*WRITTEN REQUEST*.
Copy every line that contains the string "this" from the entries below.

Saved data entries
____________________
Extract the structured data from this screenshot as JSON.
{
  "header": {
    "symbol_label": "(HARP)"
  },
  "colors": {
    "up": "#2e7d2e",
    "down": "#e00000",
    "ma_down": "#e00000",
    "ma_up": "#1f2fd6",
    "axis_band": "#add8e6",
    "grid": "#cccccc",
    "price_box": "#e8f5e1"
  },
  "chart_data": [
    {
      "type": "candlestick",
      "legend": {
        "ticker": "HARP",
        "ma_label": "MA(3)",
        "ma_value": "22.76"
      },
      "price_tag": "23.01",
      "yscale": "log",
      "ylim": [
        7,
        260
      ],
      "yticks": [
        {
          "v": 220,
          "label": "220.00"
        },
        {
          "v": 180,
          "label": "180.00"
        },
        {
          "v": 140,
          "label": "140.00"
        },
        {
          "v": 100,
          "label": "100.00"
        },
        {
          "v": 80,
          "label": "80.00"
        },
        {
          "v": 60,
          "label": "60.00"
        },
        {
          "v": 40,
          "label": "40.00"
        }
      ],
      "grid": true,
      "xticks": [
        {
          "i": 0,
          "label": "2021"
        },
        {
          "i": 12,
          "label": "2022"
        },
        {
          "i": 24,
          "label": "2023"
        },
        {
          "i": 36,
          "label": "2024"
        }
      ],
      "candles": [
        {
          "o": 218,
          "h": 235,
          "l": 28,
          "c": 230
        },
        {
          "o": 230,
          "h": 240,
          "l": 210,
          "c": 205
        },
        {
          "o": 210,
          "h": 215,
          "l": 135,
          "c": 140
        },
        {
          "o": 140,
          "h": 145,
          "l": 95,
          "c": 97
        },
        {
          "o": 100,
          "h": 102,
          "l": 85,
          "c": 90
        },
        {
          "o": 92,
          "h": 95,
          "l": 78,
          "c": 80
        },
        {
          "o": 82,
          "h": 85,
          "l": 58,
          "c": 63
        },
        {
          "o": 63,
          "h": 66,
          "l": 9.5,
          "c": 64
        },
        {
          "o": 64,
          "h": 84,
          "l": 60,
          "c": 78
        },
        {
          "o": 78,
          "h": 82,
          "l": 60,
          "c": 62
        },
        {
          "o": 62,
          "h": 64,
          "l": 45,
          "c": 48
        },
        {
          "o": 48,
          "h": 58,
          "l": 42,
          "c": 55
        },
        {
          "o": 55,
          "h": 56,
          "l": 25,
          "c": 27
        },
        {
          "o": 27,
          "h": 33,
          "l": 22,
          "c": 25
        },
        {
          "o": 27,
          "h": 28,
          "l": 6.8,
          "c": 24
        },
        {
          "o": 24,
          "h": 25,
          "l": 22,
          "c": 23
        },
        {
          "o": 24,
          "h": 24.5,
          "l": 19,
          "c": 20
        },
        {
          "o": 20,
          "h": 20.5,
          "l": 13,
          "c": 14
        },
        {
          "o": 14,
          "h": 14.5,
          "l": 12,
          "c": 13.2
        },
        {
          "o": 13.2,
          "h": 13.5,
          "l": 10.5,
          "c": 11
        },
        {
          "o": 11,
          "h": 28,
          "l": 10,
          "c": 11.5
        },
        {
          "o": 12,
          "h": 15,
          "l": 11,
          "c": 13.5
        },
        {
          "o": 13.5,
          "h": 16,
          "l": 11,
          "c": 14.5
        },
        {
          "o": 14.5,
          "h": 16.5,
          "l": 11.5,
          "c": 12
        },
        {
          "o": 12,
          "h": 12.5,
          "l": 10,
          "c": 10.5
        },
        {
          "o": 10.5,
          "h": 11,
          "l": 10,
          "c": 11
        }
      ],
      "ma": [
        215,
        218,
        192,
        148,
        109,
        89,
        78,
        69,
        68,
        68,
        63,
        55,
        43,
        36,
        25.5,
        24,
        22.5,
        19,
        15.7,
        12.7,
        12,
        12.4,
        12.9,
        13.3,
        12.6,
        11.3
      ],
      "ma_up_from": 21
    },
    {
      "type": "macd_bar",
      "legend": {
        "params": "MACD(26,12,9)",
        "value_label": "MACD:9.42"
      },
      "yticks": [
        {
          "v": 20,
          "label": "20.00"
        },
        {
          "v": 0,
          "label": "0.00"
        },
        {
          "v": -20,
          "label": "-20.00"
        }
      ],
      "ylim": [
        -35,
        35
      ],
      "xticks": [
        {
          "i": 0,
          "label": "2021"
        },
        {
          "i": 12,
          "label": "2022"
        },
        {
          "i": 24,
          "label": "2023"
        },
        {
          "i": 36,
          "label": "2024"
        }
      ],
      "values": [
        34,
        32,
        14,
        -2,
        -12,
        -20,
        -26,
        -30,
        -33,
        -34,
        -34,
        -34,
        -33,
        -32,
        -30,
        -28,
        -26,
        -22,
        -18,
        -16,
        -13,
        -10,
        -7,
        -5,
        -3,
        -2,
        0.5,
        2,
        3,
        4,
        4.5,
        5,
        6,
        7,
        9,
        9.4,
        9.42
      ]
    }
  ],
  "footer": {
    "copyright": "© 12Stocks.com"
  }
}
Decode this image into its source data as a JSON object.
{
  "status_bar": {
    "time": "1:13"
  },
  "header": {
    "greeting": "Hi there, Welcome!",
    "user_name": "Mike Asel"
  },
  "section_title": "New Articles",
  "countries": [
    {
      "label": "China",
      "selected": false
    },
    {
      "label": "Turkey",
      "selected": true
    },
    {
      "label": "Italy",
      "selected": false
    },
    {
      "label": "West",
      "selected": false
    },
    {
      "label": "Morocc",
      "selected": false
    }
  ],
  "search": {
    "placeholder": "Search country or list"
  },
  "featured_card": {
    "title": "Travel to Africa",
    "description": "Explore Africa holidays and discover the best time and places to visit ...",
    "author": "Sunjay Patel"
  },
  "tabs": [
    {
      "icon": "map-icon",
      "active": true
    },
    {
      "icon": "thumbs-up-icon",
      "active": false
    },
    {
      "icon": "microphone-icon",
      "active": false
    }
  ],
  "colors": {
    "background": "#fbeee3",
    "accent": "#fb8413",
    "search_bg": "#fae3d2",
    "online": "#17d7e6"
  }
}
____________________
*WRITTEN ANSWER*.
Extract the structured data from this screenshot as JSON.
Decode this image into its source data as a JSON object.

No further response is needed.